In the material below, identify each line bearing the word "leave". Reproduce those lines.

········

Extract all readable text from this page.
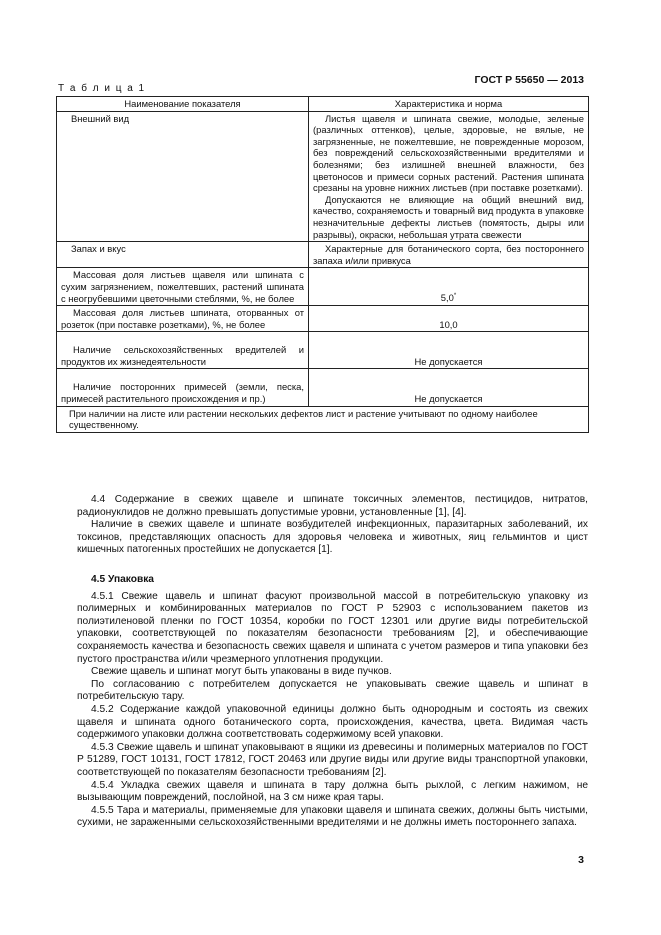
ГОСТ Р 55650 — 2013
Т а б л и ц а 1
Наименование показателя	Характеристика и норма
Внешний вид	Листья щавеля и шпината свежие, молодые, зеленые (различных оттенков), целые, здоровые, не вялые, не загрязненные, не пожелтевшие, не поврежденные морозом, без повреждений сельскохозяйственными вредителями и болезнями; без излишней внешней влажности, без цветоносов и примеси сорных растений. Растения шпината срезаны на уровне нижних листьев (при поставке розетками).
Допускаются не влияющие на общий внешний вид, качество, сохраняемость и товарный вид продукта в упаковке незначительные дефекты листьев (помятость, дыры или разрывы), окраски, небольшая утрата свежести

Запах и вкус	Характерные для ботанического сорта, без постороннего запаха и/или привкуса
Массовая доля листьев щавеля или шпината с сухим загрязнением, пожелтевших, растений шпината с неогрубевшими цветочными стеблями, %, не более	5,0*
Массовая доля листьев шпината, оторванных от розеток (при поставке розетками), %, не более	10,0
Наличие сельскохозяйственных вредителей и продуктов их жизнедеятельности	Не допускается
Наличие посторонних примесей (земли, песка, примесей растительного происхождения и пр.)	Не допускается
При наличии на листе или растении нескольких дефектов лист и растение учитывают по одному наиболее существенному.	

4.4 Содержание в свежих щавеле и шпинате токсичных элементов, пестицидов, нитратов, радионуклидов не должно превышать допустимые уровни, установленные [1], [4].

Наличие в свежих щавеле и шпинате возбудителей инфекционных, паразитарных заболеваний, их токсинов, представляющих опасность для здоровья человека и животных, яиц гельминтов и цист кишечных патогенных простейших не допускается [1].

4.5 Упаковка

4.5.1 Свежие щавель и шпинат фасуют произвольной массой в потребительскую упаковку из полимерных и комбинированных материалов по ГОСТ Р 52903 с использованием пакетов из полиэтиленовой пленки по ГОСТ 10354, коробки по ГОСТ 12301 или другие виды потребительской упаковки, соответствующей по показателям безопасности требованиям [2], и обеспечивающие сохраняемость качества и безопасность свежих щавеля и шпината с учетом размеров и типа упаковки без пустого пространства и/или чрезмерного уплотнения продукции.

Свежие щавель и шпинат могут быть упакованы в виде пучков.

По согласованию с потребителем допускается не упаковывать свежие щавель и шпинат в потребительскую тару.

4.5.2 Содержание каждой упаковочной единицы должно быть однородным и состоять из свежих щавеля и шпината одного ботанического сорта, происхождения, качества, цвета. Видимая часть содержимого упаковки должна соответствовать содержимому всей упаковки.

4.5.3 Свежие щавель и шпинат упаковывают в ящики из древесины и полимерных материалов по ГОСТ Р 51289, ГОСТ 10131, ГОСТ 17812, ГОСТ 20463 или другие виды или другие виды транспортной упаковки, соответствующей по показателям безопасности требованиям [2].

4.5.4 Укладка свежих щавеля и шпината в тару должна быть рыхлой, с легким нажимом, не вызывающим повреждений, послойной, на 3 см ниже края тары.

4.5.5 Тара и материалы, применяемые для упаковки щавеля и шпината свежих, должны быть чистыми, сухими, не зараженными сельскохозяйственными вредителями и не должны иметь постороннего запаха.

3
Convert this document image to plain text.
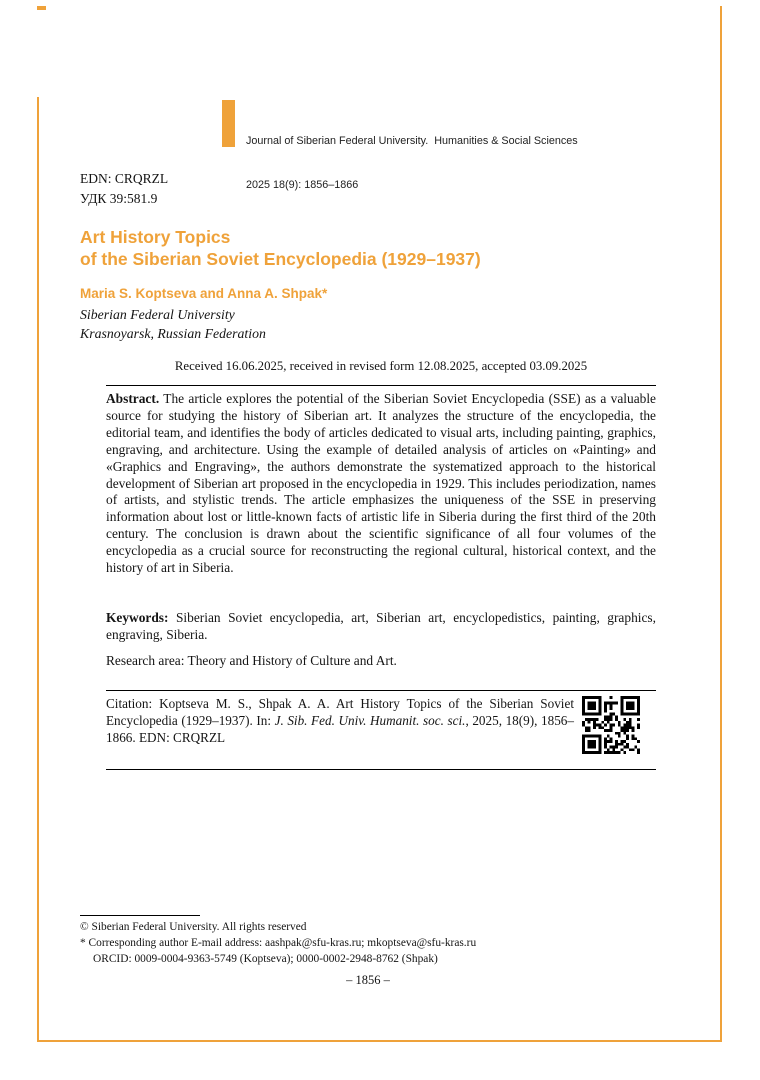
Journal of Siberian Federal University.  Humanities & Social Sciences

2025 18(9): 1856–1866

EDN: CRQRZL
УДК 39:581.9
Art History Topics
of the Siberian Soviet Encyclopedia (1929–1937)
Maria S. Koptseva and Anna A. Shpak*
Siberian Federal University
Krasnoyarsk, Russian Federation
Received 16.06.2025, received in revised form 12.08.2025, accepted 03.09.2025

Abstract. The article explores the potential of the Siberian Soviet Encyclopedia (SSE) as a valuable source for studying the history of Siberian art. It analyzes the structure of the encyclopedia, the editorial team, and identifies the body of articles dedicated to visual arts, including painting, graphics, engraving, and architecture. Using the example of detailed analysis of articles on «Painting» and «Graphics and Engraving», the authors demonstrate the systematized approach to the historical development of Siberian art proposed in the encyclopedia in 1929. This includes periodization, names of artists, and stylistic trends. The article emphasizes the uniqueness of the SSE in preserving information about lost or little-known facts of artistic life in Siberia during the first third of the 20th century. The conclusion is drawn about the scientific significance of all four volumes of the encyclopedia as a crucial source for reconstructing the regional cultural, historical context, and the history of art in Siberia.

Keywords: Siberian Soviet encyclopedia, art, Siberian art, encyclopedistics, painting, graphics, engraving, Siberia.

Research area: Theory and History of Culture and Art.

Citation: Koptseva M. S., Shpak A. A. Art History Topics of the Siberian Soviet Encyclopedia (1929–1937). In: J. Sib. Fed. Univ. Humanit. soc. sci., 2025, 18(9), 1856–1866. EDN: CRQRZL

© Siberian Federal University. All rights reserved
* Corresponding author E-mail address: aashpak@sfu-kras.ru; mkoptseva@sfu-kras.ru
ORCID: 0009-0004-9363-5749 (Koptseva); 0000-0002-2948-8762 (Shpak)
– 1856 –
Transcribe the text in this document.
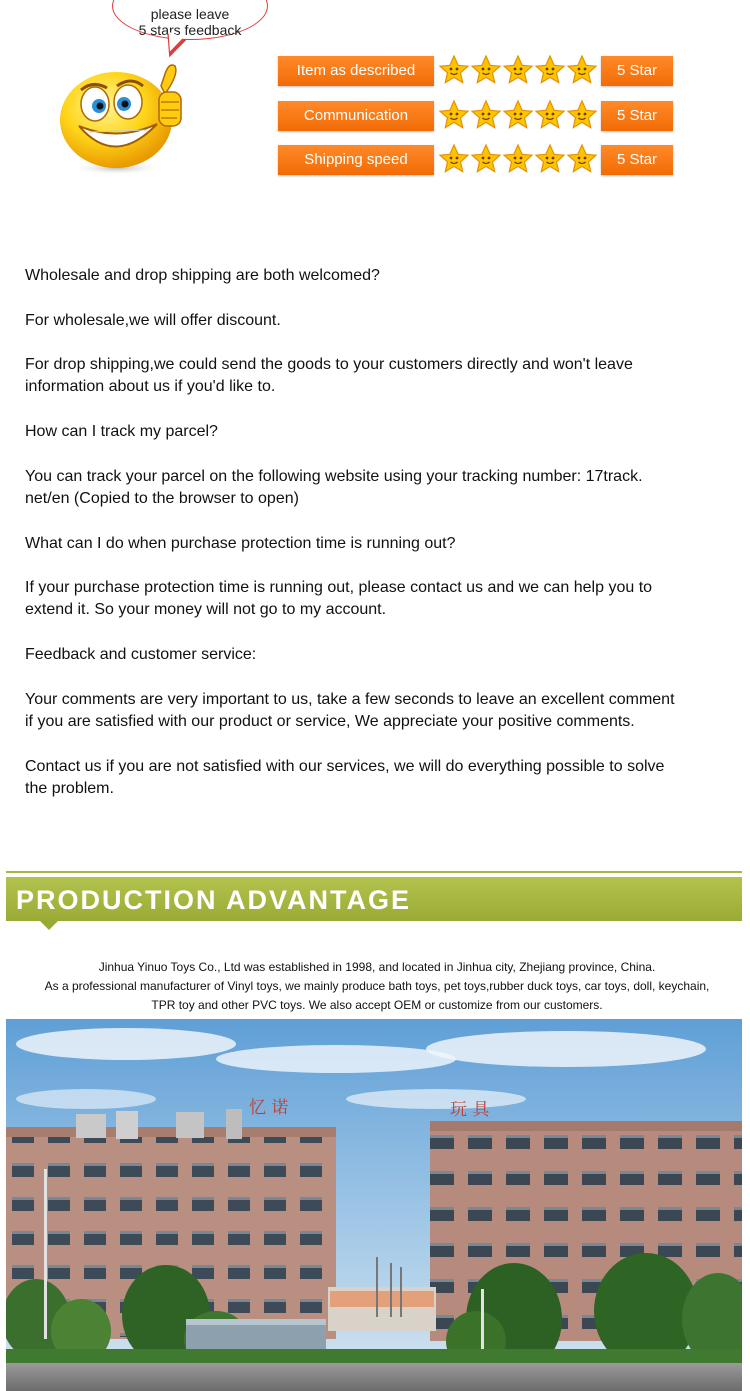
please leave
5 stars feedback
Item as described	5 Star
Communication	5 Star
Shipping speed	5 Star

Wholesale and drop shipping are both welcomed?

For wholesale,we will offer discount.

For drop shipping,we could send the goods to your customers directly and won't leave

information about us if you'd like to.

How can I track my parcel?

You can track your parcel on the following website using your tracking number: 17track.

net/en (Copied to the browser to open)

What can I do when purchase protection time is running out?

If your purchase protection time is running out, please contact us and we can help you to

extend it. So your money will not go to my account.

Feedback and customer service:

Your comments are very important to us, take a few seconds to leave an excellent comment

if you are satisfied with our product or service, We appreciate your positive comments.

Contact us if you are not satisfied with our services, we will do everything possible to solve

the problem.

PRODUCTION ADVANTAGE

Jinhua Yinuo Toys Co., Ltd was established in 1998, and located in Jinhua city, Zhejiang province, China.

As a professional manufacturer of Vinyl toys, we mainly produce bath toys, pet toys,rubber duck toys, car toys, doll, keychain,

TPR toy and other PVC toys. We also accept OEM or customize from our customers.

忆 诺	玩 具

········

Solution below:
please leave
For drop shipping,we could send the goods to your customers directly and won't leave
Your comments are very important to us, take a few seconds to leave an excellent comment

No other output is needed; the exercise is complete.